Stated problem:
Check every line below for the word "grouping" and copy each one that has it.

---- Material for this exercise

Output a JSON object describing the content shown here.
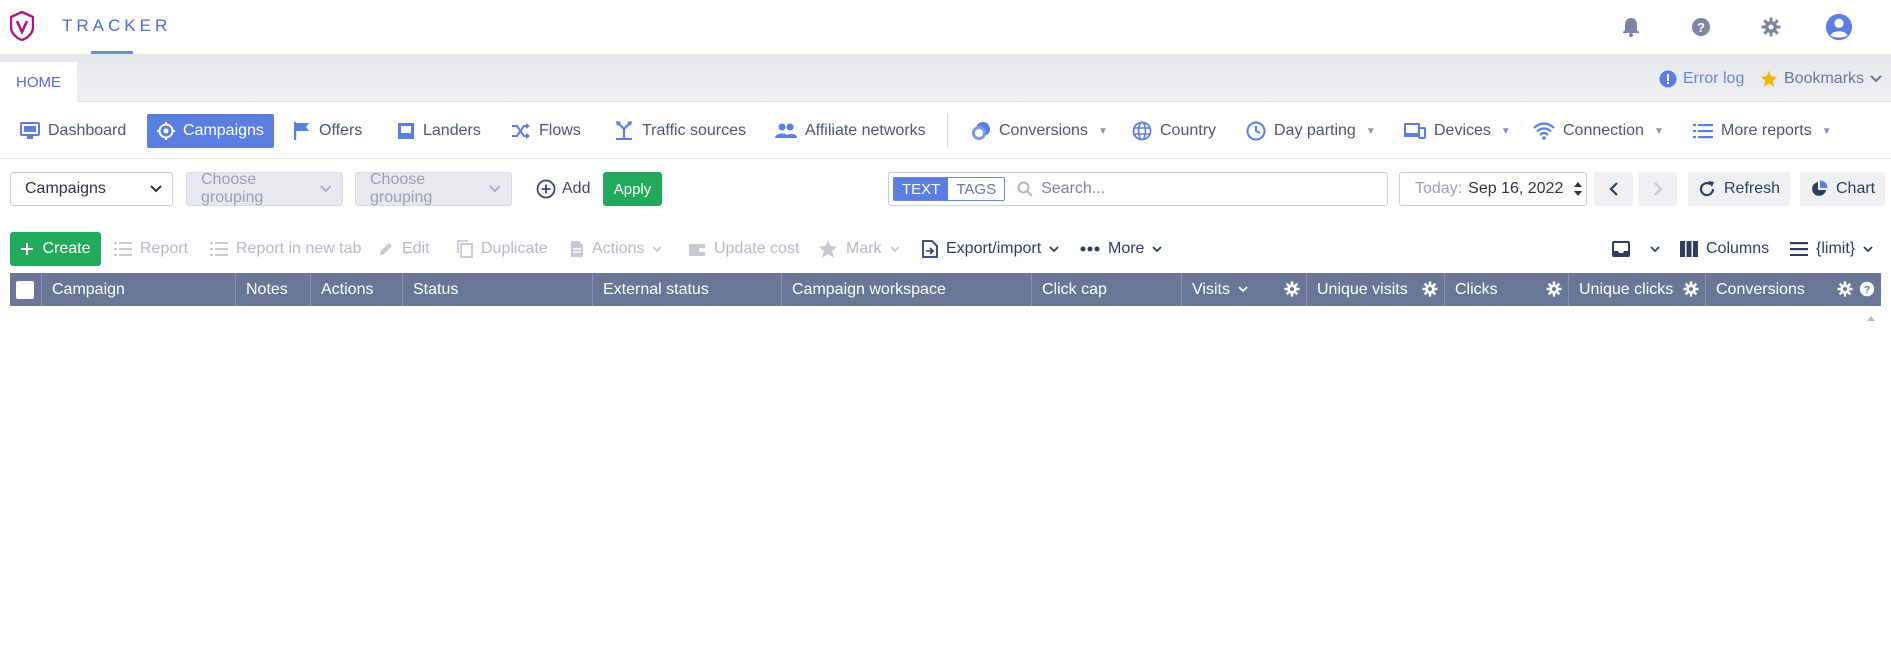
{
  "header": {
    "brand": "TRACKER",
    "icons": [
      "bell-icon",
      "help-icon",
      "gear-icon",
      "account-icon"
    ]
  },
  "tabs": {
    "home": "HOME",
    "error_log": "Error log",
    "bookmarks": "Bookmarks"
  },
  "nav": {
    "items": [
      {
        "label": "Dashboard",
        "icon": "monitor-icon"
      },
      {
        "label": "Campaigns",
        "icon": "target-icon",
        "active": true
      },
      {
        "label": "Offers",
        "icon": "flag-icon"
      },
      {
        "label": "Landers",
        "icon": "lander-icon"
      },
      {
        "label": "Flows",
        "icon": "shuffle-icon"
      },
      {
        "label": "Traffic sources",
        "icon": "split-icon"
      },
      {
        "label": "Affiliate networks",
        "icon": "people-icon"
      },
      {
        "label": "Conversions",
        "icon": "coins-icon"
      },
      {
        "label": "Country",
        "icon": "globe-icon"
      },
      {
        "label": "Day parting",
        "icon": "clock-icon"
      },
      {
        "label": "Devices",
        "icon": "devices-icon"
      },
      {
        "label": "Connection",
        "icon": "wifi-icon"
      },
      {
        "label": "More reports",
        "icon": "list-icon"
      }
    ]
  },
  "filters": {
    "entity_select": "Campaigns",
    "grouping_1": "Choose grouping",
    "grouping_2": "Choose grouping",
    "add": "Add",
    "apply": "Apply",
    "search_mode_text": "TEXT",
    "search_mode_tags": "TAGS",
    "search_placeholder": "Search...",
    "date_label": "Today:",
    "date_value": "Sep 16, 2022",
    "refresh": "Refresh",
    "chart": "Chart"
  },
  "toolbar": {
    "create": "Create",
    "report": "Report",
    "report_new_tab": "Report in new tab",
    "edit": "Edit",
    "duplicate": "Duplicate",
    "actions": "Actions",
    "update_cost": "Update cost",
    "mark": "Mark",
    "export_import": "Export/import",
    "more": "More",
    "columns": "Columns",
    "limit": "{limit}"
  },
  "table": {
    "columns": [
      "Campaign",
      "Notes",
      "Actions",
      "Status",
      "External status",
      "Campaign workspace",
      "Click cap",
      "Visits",
      "Unique visits",
      "Clicks",
      "Unique clicks",
      "Conversions"
    ]
  },
  "colors": {
    "accent": "#5b7fe0",
    "primary_green": "#22a95b",
    "table_header": "#6a7695",
    "logo": "#b0177f",
    "star": "#f2b600"
  }
}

--------

Written answer:
    "grouping_1": "Choose grouping",
    "grouping_2": "Choose grouping",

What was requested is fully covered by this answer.